(Recorded data)
+++

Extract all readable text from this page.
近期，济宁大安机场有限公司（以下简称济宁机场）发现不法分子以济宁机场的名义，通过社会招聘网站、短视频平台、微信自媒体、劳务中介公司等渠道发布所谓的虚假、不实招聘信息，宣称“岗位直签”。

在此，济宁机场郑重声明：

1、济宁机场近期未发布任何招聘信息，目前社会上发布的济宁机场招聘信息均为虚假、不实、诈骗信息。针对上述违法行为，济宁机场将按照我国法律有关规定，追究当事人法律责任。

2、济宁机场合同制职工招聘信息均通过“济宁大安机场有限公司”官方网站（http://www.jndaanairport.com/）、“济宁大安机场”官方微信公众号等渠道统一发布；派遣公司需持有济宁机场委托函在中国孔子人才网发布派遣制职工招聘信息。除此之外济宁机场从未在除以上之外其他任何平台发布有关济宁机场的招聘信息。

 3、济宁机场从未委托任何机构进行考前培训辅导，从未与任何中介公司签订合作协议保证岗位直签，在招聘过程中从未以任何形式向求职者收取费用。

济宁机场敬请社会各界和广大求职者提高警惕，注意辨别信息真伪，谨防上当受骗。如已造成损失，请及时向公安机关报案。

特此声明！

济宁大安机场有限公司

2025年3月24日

+++

▶ **PROBLEM**
In how many lines of the data does the string "济宁大安机场有限公司" appear? Give only the number.

▶ **COMPLETED TASK**
3